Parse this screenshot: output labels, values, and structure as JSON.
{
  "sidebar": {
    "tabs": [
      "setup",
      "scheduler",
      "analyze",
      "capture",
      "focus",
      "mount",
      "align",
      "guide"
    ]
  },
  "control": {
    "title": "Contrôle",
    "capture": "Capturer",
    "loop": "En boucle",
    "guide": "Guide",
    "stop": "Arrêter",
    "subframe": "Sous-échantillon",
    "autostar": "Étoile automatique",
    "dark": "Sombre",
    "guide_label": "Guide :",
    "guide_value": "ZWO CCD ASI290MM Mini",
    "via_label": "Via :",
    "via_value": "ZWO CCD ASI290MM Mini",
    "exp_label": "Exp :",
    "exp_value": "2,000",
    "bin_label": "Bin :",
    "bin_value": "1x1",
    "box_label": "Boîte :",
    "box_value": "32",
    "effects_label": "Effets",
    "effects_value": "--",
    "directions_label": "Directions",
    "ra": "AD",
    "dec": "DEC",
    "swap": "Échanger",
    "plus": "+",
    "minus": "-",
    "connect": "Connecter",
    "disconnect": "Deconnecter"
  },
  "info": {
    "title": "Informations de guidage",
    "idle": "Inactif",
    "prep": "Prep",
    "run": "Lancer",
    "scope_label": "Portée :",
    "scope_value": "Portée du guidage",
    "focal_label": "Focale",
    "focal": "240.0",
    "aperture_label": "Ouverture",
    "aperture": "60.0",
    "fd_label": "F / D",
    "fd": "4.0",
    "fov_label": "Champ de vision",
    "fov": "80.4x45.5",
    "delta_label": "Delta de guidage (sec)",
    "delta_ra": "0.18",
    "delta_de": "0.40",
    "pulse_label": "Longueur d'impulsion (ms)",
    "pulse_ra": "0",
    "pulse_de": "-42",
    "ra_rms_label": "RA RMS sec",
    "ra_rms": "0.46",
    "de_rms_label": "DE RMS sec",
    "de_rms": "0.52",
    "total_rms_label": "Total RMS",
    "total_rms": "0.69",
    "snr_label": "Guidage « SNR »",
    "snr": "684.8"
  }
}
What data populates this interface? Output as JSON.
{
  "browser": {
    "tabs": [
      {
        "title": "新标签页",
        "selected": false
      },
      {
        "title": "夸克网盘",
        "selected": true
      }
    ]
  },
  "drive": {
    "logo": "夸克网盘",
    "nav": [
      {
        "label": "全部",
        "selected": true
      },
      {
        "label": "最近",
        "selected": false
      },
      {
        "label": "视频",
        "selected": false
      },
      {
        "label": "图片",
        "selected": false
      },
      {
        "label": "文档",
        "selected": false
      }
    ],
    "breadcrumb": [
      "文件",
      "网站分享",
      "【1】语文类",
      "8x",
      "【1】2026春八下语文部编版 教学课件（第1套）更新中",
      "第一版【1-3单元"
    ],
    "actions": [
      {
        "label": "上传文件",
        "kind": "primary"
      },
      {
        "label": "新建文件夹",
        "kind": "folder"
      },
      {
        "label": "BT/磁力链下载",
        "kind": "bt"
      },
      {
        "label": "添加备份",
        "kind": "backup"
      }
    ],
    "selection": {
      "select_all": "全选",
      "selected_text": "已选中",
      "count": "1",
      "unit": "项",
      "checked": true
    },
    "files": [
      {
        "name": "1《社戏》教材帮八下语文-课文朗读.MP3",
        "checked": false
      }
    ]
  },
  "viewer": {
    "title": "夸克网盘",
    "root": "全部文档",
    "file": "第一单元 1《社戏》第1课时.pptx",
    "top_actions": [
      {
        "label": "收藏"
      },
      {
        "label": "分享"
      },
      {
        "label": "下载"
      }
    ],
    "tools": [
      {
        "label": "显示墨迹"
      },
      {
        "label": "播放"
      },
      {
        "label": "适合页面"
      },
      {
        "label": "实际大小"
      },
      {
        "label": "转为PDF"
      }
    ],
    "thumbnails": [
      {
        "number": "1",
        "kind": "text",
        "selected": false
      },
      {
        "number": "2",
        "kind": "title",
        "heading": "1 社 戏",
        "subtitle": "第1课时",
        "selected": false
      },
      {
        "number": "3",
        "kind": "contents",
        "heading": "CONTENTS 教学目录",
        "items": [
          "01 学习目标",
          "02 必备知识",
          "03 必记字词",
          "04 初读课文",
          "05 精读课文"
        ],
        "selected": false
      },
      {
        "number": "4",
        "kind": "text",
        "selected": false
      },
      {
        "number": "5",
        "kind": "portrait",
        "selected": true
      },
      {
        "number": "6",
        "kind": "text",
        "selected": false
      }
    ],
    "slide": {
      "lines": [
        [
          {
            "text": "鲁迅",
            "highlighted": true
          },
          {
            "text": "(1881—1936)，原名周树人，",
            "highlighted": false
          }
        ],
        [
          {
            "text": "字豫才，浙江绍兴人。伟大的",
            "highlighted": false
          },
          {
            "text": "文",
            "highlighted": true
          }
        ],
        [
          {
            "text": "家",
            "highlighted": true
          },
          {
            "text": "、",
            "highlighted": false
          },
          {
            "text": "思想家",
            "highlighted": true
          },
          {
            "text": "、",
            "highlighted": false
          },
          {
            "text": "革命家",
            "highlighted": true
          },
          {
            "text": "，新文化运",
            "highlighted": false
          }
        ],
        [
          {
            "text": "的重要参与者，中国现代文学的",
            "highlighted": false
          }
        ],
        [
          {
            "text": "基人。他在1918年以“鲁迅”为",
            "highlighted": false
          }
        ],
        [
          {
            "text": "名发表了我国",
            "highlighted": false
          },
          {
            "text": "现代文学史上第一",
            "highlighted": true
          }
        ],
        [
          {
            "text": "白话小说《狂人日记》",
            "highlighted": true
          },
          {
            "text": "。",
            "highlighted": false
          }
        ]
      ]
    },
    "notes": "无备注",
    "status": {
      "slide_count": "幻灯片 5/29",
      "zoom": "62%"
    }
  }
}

Work to complete: Output each record precisely as given.

Response to the exercise:
Parse this screenshot: output labels, values, and structure as JSON.
{
  "sidebar": {
    "tabs": [
      "setup",
      "scheduler",
      "analyze",
      "capture",
      "focus",
      "mount",
      "align",
      "guide"
    ]
  },
  "control": {
    "title": "Contrôle",
    "capture": "Capturer",
    "loop": "En boucle",
    "guide": "Guide",
    "stop": "Arrêter",
    "subframe": "Sous-échantillon",
    "autostar": "Étoile automatique",
    "dark": "Sombre",
    "guide_label": "Guide :",
    "guide_value": "ZWO CCD ASI290MM Mini",
    "via_label": "Via :",
    "via_value": "ZWO CCD ASI290MM Mini",
    "exp_label": "Exp :",
    "exp_value": "2,000",
    "bin_label": "Bin :",
    "bin_value": "1x1",
    "box_label": "Boîte :",
    "box_value": "32",
    "effects_label": "Effets",
    "effects_value": "--",
    "directions_label": "Directions",
    "ra": "AD",
    "dec": "DEC",
    "swap": "Échanger",
    "plus": "+",
    "minus": "-",
    "connect": "Connecter",
    "disconnect": "Deconnecter"
  },
  "info": {
    "title": "Informations de guidage",
    "idle": "Inactif",
    "prep": "Prep",
    "run": "Lancer",
    "scope_label": "Portée :",
    "scope_value": "Portée du guidage",
    "focal_label": "Focale",
    "focal": "240.0",
    "aperture_label": "Ouverture",
    "aperture": "60.0",
    "fd_label": "F / D",
    "fd": "4.0",
    "fov_label": "Champ de vision",
    "fov": "80.4x45.5",
    "delta_label": "Delta de guidage (sec)",
    "delta_ra": "0.18",
    "delta_de": "0.40",
    "pulse_label": "Longueur d'impulsion (ms)",
    "pulse_ra": "0",
    "pulse_de": "-42",
    "ra_rms_label": "RA RMS sec",
    "ra_rms": "0.46",
    "de_rms_label": "DE RMS sec",
    "de_rms": "0.52",
    "total_rms_label": "Total RMS",
    "total_rms": "0.69",
    "snr_label": "Guidage « SNR »",
    "snr": "684.8"
  }
}
What data populates this interface? Output as JSON.
{
  "browser": {
    "tabs": [
      {
        "title": "新标签页",
        "selected": false
      },
      {
        "title": "夸克网盘",
        "selected": true
      }
    ]
  },
  "drive": {
    "logo": "夸克网盘",
    "nav": [
      {
        "label": "全部",
        "selected": true
      },
      {
        "label": "最近",
        "selected": false
      },
      {
        "label": "视频",
        "selected": false
      },
      {
        "label": "图片",
        "selected": false
      },
      {
        "label": "文档",
        "selected": false
      }
    ],
    "breadcrumb": [
      "文件",
      "网站分享",
      "【1】语文类",
      "8x",
      "【1】2026春八下语文部编版 教学课件（第1套）更新中",
      "第一版【1-3单元"
    ],
    "actions": [
      {
        "label": "上传文件",
        "kind": "primary"
      },
      {
        "label": "新建文件夹",
        "kind": "folder"
      },
      {
        "label": "BT/磁力链下载",
        "kind": "bt"
      },
      {
        "label": "添加备份",
        "kind": "backup"
      }
    ],
    "selection": {
      "select_all": "全选",
      "selected_text": "已选中",
      "count": "1",
      "unit": "项",
      "checked": true
    },
    "files": [
      {
        "name": "1《社戏》教材帮八下语文-课文朗读.MP3",
        "checked": false
      }
    ]
  },
  "viewer": {
    "title": "夸克网盘",
    "root": "全部文档",
    "file": "第一单元 1《社戏》第1课时.pptx",
    "top_actions": [
      {
        "label": "收藏"
      },
      {
        "label": "分享"
      },
      {
        "label": "下载"
      }
    ],
    "tools": [
      {
        "label": "显示墨迹"
      },
      {
        "label": "播放"
      },
      {
        "label": "适合页面"
      },
      {
        "label": "实际大小"
      },
      {
        "label": "转为PDF"
      }
    ],
    "thumbnails": [
      {
        "number": "1",
        "kind": "text",
        "selected": false
      },
      {
        "number": "2",
        "kind": "title",
        "heading": "1 社 戏",
        "subtitle": "第1课时",
        "selected": false
      },
      {
        "number": "3",
        "kind": "contents",
        "heading": "CONTENTS 教学目录",
        "items": [
          "01 学习目标",
          "02 必备知识",
          "03 必记字词",
          "04 初读课文",
          "05 精读课文"
        ],
        "selected": false
      },
      {
        "number": "4",
        "kind": "text",
        "selected": false
      },
      {
        "number": "5",
        "kind": "portrait",
        "selected": true
      },
      {
        "number": "6",
        "kind": "text",
        "selected": false
      }
    ],
    "slide": {
      "lines": [
        [
          {
            "text": "鲁迅",
            "highlighted": true
          },
          {
            "text": "(1881—1936)，原名周树人，",
            "highlighted": false
          }
        ],
        [
          {
            "text": "字豫才，浙江绍兴人。伟大的",
            "highlighted": false
          },
          {
            "text": "文",
            "highlighted": true
          }
        ],
        [
          {
            "text": "家",
            "highlighted": true
          },
          {
            "text": "、",
            "highlighted": false
          },
          {
            "text": "思想家",
            "highlighted": true
          },
          {
            "text": "、",
            "highlighted": false
          },
          {
            "text": "革命家",
            "highlighted": true
          },
          {
            "text": "，新文化运",
            "highlighted": false
          }
        ],
        [
          {
            "text": "的重要参与者，中国现代文学的",
            "highlighted": false
          }
        ],
        [
          {
            "text": "基人。他在1918年以“鲁迅”为",
            "highlighted": false
          }
        ],
        [
          {
            "text": "名发表了我国",
            "highlighted": false
          },
          {
            "text": "现代文学史上第一",
            "highlighted": true
          }
        ],
        [
          {
            "text": "白话小说《狂人日记》",
            "highlighted": true
          },
          {
            "text": "。",
            "highlighted": false
          }
        ]
      ]
    },
    "notes": "无备注",
    "status": {
      "slide_count": "幻灯片 5/29",
      "zoom": "62%"
    }
  }
}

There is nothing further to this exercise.